- **RECORD SET**
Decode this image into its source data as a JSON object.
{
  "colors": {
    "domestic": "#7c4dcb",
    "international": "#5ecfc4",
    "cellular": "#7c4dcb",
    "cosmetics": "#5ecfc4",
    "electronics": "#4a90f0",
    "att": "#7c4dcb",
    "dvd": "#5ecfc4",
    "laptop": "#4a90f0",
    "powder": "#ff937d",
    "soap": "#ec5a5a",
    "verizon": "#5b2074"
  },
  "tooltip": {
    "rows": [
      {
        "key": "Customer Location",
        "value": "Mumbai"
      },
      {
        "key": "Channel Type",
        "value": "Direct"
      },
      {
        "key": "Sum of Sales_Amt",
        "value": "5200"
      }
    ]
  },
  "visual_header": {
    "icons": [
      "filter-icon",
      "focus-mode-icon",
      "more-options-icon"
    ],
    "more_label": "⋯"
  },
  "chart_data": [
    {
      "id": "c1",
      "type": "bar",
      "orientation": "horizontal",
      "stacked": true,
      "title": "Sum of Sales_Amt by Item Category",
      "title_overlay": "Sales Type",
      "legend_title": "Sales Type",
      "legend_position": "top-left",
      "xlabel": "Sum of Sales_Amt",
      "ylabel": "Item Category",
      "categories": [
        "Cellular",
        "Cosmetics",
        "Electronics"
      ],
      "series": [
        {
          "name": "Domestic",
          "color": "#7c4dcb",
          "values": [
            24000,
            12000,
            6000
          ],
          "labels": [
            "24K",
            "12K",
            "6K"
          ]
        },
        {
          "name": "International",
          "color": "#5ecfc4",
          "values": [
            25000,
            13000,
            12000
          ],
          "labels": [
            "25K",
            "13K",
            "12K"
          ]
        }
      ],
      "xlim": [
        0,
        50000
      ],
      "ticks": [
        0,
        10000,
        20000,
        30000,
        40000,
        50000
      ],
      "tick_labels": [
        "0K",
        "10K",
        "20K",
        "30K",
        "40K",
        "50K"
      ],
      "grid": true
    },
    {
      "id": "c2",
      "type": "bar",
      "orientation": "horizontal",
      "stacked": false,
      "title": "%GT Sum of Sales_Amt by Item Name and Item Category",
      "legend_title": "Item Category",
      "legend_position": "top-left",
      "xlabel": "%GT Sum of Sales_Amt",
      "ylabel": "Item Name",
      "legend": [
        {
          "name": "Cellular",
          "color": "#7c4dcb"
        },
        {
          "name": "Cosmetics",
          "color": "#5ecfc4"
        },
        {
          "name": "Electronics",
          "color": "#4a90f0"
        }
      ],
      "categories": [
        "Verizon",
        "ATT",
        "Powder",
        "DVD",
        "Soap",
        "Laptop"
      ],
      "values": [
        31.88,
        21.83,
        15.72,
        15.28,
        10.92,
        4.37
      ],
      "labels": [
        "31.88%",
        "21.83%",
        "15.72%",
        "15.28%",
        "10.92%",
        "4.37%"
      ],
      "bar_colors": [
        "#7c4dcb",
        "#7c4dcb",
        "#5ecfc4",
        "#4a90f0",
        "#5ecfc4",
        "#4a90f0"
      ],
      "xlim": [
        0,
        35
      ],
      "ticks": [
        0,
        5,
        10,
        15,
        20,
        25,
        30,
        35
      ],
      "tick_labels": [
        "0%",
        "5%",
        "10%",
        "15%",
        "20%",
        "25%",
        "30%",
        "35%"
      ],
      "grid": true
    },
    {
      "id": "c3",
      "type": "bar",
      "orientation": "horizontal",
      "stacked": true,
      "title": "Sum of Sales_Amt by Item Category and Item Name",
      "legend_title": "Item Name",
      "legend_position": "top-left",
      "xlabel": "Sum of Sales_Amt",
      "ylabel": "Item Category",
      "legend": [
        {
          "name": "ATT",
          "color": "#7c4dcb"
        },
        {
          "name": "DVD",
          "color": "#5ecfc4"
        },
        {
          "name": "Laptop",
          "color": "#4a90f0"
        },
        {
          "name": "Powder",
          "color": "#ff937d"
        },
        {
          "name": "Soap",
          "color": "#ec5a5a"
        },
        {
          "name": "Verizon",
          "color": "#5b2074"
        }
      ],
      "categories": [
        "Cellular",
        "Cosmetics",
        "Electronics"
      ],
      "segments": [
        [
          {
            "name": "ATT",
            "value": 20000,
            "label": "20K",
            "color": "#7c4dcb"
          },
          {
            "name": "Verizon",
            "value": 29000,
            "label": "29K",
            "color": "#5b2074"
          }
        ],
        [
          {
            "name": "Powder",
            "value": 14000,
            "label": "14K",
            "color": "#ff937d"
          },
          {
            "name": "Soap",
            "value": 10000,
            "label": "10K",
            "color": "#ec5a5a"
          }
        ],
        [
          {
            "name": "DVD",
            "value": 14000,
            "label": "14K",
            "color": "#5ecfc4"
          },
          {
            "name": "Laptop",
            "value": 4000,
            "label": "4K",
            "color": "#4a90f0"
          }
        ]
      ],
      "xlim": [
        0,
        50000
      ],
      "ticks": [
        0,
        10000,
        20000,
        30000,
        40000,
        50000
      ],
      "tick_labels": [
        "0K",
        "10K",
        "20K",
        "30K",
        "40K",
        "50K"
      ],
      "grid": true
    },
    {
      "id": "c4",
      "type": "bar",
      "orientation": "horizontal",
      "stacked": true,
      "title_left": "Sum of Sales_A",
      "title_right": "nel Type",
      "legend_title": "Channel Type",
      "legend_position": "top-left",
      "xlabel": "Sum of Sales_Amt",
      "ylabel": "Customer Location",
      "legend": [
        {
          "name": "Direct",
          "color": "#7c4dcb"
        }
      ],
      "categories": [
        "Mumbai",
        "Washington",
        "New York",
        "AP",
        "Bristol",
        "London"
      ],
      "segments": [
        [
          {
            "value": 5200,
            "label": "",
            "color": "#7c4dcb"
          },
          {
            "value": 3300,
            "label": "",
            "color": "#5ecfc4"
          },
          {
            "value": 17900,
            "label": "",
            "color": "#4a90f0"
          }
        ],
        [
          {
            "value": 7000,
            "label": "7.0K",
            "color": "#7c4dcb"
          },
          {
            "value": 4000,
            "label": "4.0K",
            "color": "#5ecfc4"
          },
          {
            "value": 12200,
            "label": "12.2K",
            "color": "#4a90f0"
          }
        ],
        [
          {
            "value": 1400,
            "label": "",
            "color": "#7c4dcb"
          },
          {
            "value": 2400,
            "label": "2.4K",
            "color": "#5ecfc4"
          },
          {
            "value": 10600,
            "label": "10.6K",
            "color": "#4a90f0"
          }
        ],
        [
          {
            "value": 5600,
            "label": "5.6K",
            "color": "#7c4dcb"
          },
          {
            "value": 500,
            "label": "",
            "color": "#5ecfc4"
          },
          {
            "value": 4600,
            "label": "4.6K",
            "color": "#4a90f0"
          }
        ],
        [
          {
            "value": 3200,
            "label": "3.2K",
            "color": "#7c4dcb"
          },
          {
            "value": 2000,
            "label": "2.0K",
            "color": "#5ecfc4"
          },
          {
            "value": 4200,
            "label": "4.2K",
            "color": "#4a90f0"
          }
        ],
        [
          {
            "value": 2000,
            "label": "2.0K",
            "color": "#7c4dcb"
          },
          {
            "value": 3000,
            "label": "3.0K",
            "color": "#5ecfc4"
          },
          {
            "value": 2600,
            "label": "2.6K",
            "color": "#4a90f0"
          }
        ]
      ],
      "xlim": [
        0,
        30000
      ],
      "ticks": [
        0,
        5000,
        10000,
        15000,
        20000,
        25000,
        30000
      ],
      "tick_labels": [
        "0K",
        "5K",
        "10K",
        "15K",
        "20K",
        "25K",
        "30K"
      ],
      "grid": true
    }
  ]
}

- **EXERCISE INSTRUCTIONS**
Retype each record exactly, leaving nothing out.

- **REPLY TO THE TASK**
Decode this image into its source data as a JSON object.
{
  "colors": {
    "domestic": "#7c4dcb",
    "international": "#5ecfc4",
    "cellular": "#7c4dcb",
    "cosmetics": "#5ecfc4",
    "electronics": "#4a90f0",
    "att": "#7c4dcb",
    "dvd": "#5ecfc4",
    "laptop": "#4a90f0",
    "powder": "#ff937d",
    "soap": "#ec5a5a",
    "verizon": "#5b2074"
  },
  "tooltip": {
    "rows": [
      {
        "key": "Customer Location",
        "value": "Mumbai"
      },
      {
        "key": "Channel Type",
        "value": "Direct"
      },
      {
        "key": "Sum of Sales_Amt",
        "value": "5200"
      }
    ]
  },
  "visual_header": {
    "icons": [
      "filter-icon",
      "focus-mode-icon",
      "more-options-icon"
    ],
    "more_label": "⋯"
  },
  "chart_data": [
    {
      "id": "c1",
      "type": "bar",
      "orientation": "horizontal",
      "stacked": true,
      "title": "Sum of Sales_Amt by Item Category",
      "title_overlay": "Sales Type",
      "legend_title": "Sales Type",
      "legend_position": "top-left",
      "xlabel": "Sum of Sales_Amt",
      "ylabel": "Item Category",
      "categories": [
        "Cellular",
        "Cosmetics",
        "Electronics"
      ],
      "series": [
        {
          "name": "Domestic",
          "color": "#7c4dcb",
          "values": [
            24000,
            12000,
            6000
          ],
          "labels": [
            "24K",
            "12K",
            "6K"
          ]
        },
        {
          "name": "International",
          "color": "#5ecfc4",
          "values": [
            25000,
            13000,
            12000
          ],
          "labels": [
            "25K",
            "13K",
            "12K"
          ]
        }
      ],
      "xlim": [
        0,
        50000
      ],
      "ticks": [
        0,
        10000,
        20000,
        30000,
        40000,
        50000
      ],
      "tick_labels": [
        "0K",
        "10K",
        "20K",
        "30K",
        "40K",
        "50K"
      ],
      "grid": true
    },
    {
      "id": "c2",
      "type": "bar",
      "orientation": "horizontal",
      "stacked": false,
      "title": "%GT Sum of Sales_Amt by Item Name and Item Category",
      "legend_title": "Item Category",
      "legend_position": "top-left",
      "xlabel": "%GT Sum of Sales_Amt",
      "ylabel": "Item Name",
      "legend": [
        {
          "name": "Cellular",
          "color": "#7c4dcb"
        },
        {
          "name": "Cosmetics",
          "color": "#5ecfc4"
        },
        {
          "name": "Electronics",
          "color": "#4a90f0"
        }
      ],
      "categories": [
        "Verizon",
        "ATT",
        "Powder",
        "DVD",
        "Soap",
        "Laptop"
      ],
      "values": [
        31.88,
        21.83,
        15.72,
        15.28,
        10.92,
        4.37
      ],
      "labels": [
        "31.88%",
        "21.83%",
        "15.72%",
        "15.28%",
        "10.92%",
        "4.37%"
      ],
      "bar_colors": [
        "#7c4dcb",
        "#7c4dcb",
        "#5ecfc4",
        "#4a90f0",
        "#5ecfc4",
        "#4a90f0"
      ],
      "xlim": [
        0,
        35
      ],
      "ticks": [
        0,
        5,
        10,
        15,
        20,
        25,
        30,
        35
      ],
      "tick_labels": [
        "0%",
        "5%",
        "10%",
        "15%",
        "20%",
        "25%",
        "30%",
        "35%"
      ],
      "grid": true
    },
    {
      "id": "c3",
      "type": "bar",
      "orientation": "horizontal",
      "stacked": true,
      "title": "Sum of Sales_Amt by Item Category and Item Name",
      "legend_title": "Item Name",
      "legend_position": "top-left",
      "xlabel": "Sum of Sales_Amt",
      "ylabel": "Item Category",
      "legend": [
        {
          "name": "ATT",
          "color": "#7c4dcb"
        },
        {
          "name": "DVD",
          "color": "#5ecfc4"
        },
        {
          "name": "Laptop",
          "color": "#4a90f0"
        },
        {
          "name": "Powder",
          "color": "#ff937d"
        },
        {
          "name": "Soap",
          "color": "#ec5a5a"
        },
        {
          "name": "Verizon",
          "color": "#5b2074"
        }
      ],
      "categories": [
        "Cellular",
        "Cosmetics",
        "Electronics"
      ],
      "segments": [
        [
          {
            "name": "ATT",
            "value": 20000,
            "label": "20K",
            "color": "#7c4dcb"
          },
          {
            "name": "Verizon",
            "value": 29000,
            "label": "29K",
            "color": "#5b2074"
          }
        ],
        [
          {
            "name": "Powder",
            "value": 14000,
            "label": "14K",
            "color": "#ff937d"
          },
          {
            "name": "Soap",
            "value": 10000,
            "label": "10K",
            "color": "#ec5a5a"
          }
        ],
        [
          {
            "name": "DVD",
            "value": 14000,
            "label": "14K",
            "color": "#5ecfc4"
          },
          {
            "name": "Laptop",
            "value": 4000,
            "label": "4K",
            "color": "#4a90f0"
          }
        ]
      ],
      "xlim": [
        0,
        50000
      ],
      "ticks": [
        0,
        10000,
        20000,
        30000,
        40000,
        50000
      ],
      "tick_labels": [
        "0K",
        "10K",
        "20K",
        "30K",
        "40K",
        "50K"
      ],
      "grid": true
    },
    {
      "id": "c4",
      "type": "bar",
      "orientation": "horizontal",
      "stacked": true,
      "title_left": "Sum of Sales_A",
      "title_right": "nel Type",
      "legend_title": "Channel Type",
      "legend_position": "top-left",
      "xlabel": "Sum of Sales_Amt",
      "ylabel": "Customer Location",
      "legend": [
        {
          "name": "Direct",
          "color": "#7c4dcb"
        }
      ],
      "categories": [
        "Mumbai",
        "Washington",
        "New York",
        "AP",
        "Bristol",
        "London"
      ],
      "segments": [
        [
          {
            "value": 5200,
            "label": "",
            "color": "#7c4dcb"
          },
          {
            "value": 3300,
            "label": "",
            "color": "#5ecfc4"
          },
          {
            "value": 17900,
            "label": "",
            "color": "#4a90f0"
          }
        ],
        [
          {
            "value": 7000,
            "label": "7.0K",
            "color": "#7c4dcb"
          },
          {
            "value": 4000,
            "label": "4.0K",
            "color": "#5ecfc4"
          },
          {
            "value": 12200,
            "label": "12.2K",
            "color": "#4a90f0"
          }
        ],
        [
          {
            "value": 1400,
            "label": "",
            "color": "#7c4dcb"
          },
          {
            "value": 2400,
            "label": "2.4K",
            "color": "#5ecfc4"
          },
          {
            "value": 10600,
            "label": "10.6K",
            "color": "#4a90f0"
          }
        ],
        [
          {
            "value": 5600,
            "label": "5.6K",
            "color": "#7c4dcb"
          },
          {
            "value": 500,
            "label": "",
            "color": "#5ecfc4"
          },
          {
            "value": 4600,
            "label": "4.6K",
            "color": "#4a90f0"
          }
        ],
        [
          {
            "value": 3200,
            "label": "3.2K",
            "color": "#7c4dcb"
          },
          {
            "value": 2000,
            "label": "2.0K",
            "color": "#5ecfc4"
          },
          {
            "value": 4200,
            "label": "4.2K",
            "color": "#4a90f0"
          }
        ],
        [
          {
            "value": 2000,
            "label": "2.0K",
            "color": "#7c4dcb"
          },
          {
            "value": 3000,
            "label": "3.0K",
            "color": "#5ecfc4"
          },
          {
            "value": 2600,
            "label": "2.6K",
            "color": "#4a90f0"
          }
        ]
      ],
      "xlim": [
        0,
        30000
      ],
      "ticks": [
        0,
        5000,
        10000,
        15000,
        20000,
        25000,
        30000
      ],
      "tick_labels": [
        "0K",
        "5K",
        "10K",
        "15K",
        "20K",
        "25K",
        "30K"
      ],
      "grid": true
    }
  ]
}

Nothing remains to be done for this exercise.